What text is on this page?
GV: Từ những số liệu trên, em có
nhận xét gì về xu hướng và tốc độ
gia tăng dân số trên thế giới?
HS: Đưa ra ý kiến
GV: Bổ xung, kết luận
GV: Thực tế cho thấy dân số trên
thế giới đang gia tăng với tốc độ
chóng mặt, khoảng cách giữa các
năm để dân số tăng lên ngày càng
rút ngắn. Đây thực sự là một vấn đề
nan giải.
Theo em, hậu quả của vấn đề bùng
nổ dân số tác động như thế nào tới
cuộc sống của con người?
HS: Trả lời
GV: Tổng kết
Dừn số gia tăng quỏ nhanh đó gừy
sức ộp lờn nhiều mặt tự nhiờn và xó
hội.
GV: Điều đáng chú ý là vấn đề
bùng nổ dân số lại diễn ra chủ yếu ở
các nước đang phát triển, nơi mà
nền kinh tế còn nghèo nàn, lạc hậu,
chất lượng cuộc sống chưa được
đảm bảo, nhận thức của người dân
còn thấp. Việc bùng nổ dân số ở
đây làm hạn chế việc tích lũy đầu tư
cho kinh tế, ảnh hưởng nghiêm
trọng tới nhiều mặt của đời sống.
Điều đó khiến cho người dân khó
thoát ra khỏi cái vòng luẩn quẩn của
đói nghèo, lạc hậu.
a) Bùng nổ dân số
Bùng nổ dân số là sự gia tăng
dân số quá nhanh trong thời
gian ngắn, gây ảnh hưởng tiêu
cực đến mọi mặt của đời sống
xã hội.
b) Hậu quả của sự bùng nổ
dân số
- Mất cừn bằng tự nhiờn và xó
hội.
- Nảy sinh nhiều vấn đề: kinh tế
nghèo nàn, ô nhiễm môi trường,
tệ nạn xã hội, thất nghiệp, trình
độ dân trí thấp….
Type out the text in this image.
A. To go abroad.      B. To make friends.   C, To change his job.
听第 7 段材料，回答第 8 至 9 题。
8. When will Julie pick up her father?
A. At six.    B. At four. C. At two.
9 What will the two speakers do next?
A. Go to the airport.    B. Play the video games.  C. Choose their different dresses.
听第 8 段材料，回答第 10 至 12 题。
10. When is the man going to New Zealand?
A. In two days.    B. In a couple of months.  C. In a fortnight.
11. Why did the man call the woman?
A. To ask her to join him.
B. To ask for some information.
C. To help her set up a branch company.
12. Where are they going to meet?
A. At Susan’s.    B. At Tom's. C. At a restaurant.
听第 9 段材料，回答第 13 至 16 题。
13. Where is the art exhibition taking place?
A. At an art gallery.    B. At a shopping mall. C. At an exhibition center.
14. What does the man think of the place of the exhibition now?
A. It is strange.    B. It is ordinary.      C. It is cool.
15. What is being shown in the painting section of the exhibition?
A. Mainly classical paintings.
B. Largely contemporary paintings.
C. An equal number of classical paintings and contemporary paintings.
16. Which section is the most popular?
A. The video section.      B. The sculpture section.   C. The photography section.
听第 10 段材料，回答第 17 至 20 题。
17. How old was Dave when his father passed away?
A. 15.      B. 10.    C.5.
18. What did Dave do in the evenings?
_____
* _Task to carry out_
The records above must be output exactly, in full.

* _Final result_
What text is on this page?
GV: Từ những số liệu trên, em có
nhận xét gì về xu hướng và tốc độ
gia tăng dân số trên thế giới?
HS: Đưa ra ý kiến
GV: Bổ xung, kết luận
GV: Thực tế cho thấy dân số trên
thế giới đang gia tăng với tốc độ
chóng mặt, khoảng cách giữa các
năm để dân số tăng lên ngày càng
rút ngắn. Đây thực sự là một vấn đề
nan giải.
Theo em, hậu quả của vấn đề bùng
nổ dân số tác động như thế nào tới
cuộc sống của con người?
HS: Trả lời
GV: Tổng kết
Dừn số gia tăng quỏ nhanh đó gừy
sức ộp lờn nhiều mặt tự nhiờn và xó
hội.
GV: Điều đáng chú ý là vấn đề
bùng nổ dân số lại diễn ra chủ yếu ở
các nước đang phát triển, nơi mà
nền kinh tế còn nghèo nàn, lạc hậu,
chất lượng cuộc sống chưa được
đảm bảo, nhận thức của người dân
còn thấp. Việc bùng nổ dân số ở
đây làm hạn chế việc tích lũy đầu tư
cho kinh tế, ảnh hưởng nghiêm
trọng tới nhiều mặt của đời sống.
Điều đó khiến cho người dân khó
thoát ra khỏi cái vòng luẩn quẩn của
đói nghèo, lạc hậu.
a) Bùng nổ dân số
Bùng nổ dân số là sự gia tăng
dân số quá nhanh trong thời
gian ngắn, gây ảnh hưởng tiêu
cực đến mọi mặt của đời sống
xã hội.
b) Hậu quả của sự bùng nổ
dân số
- Mất cừn bằng tự nhiờn và xó
hội.
- Nảy sinh nhiều vấn đề: kinh tế
nghèo nàn, ô nhiễm môi trường,
tệ nạn xã hội, thất nghiệp, trình
độ dân trí thấp….
Type out the text in this image.
A. To go abroad.      B. To make friends.   C, To change his job.
听第 7 段材料，回答第 8 至 9 题。
8. When will Julie pick up her father?
A. At six.    B. At four. C. At two.
9 What will the two speakers do next?
A. Go to the airport.    B. Play the video games.  C. Choose their different dresses.
听第 8 段材料，回答第 10 至 12 题。
10. When is the man going to New Zealand?
A. In two days.    B. In a couple of months.  C. In a fortnight.
11. Why did the man call the woman?
A. To ask her to join him.
B. To ask for some information.
C. To help her set up a branch company.
12. Where are they going to meet?
A. At Susan’s.    B. At Tom's. C. At a restaurant.
听第 9 段材料，回答第 13 至 16 题。
13. Where is the art exhibition taking place?
A. At an art gallery.    B. At a shopping mall. C. At an exhibition center.
14. What does the man think of the place of the exhibition now?
A. It is strange.    B. It is ordinary.      C. It is cool.
15. What is being shown in the painting section of the exhibition?
A. Mainly classical paintings.
B. Largely contemporary paintings.
C. An equal number of classical paintings and contemporary paintings.
16. Which section is the most popular?
A. The video section.      B. The sculpture section.   C. The photography section.
听第 10 段材料，回答第 17 至 20 题。
17. How old was Dave when his father passed away?
A. 15.      B. 10.    C.5.
18. What did Dave do in the evenings?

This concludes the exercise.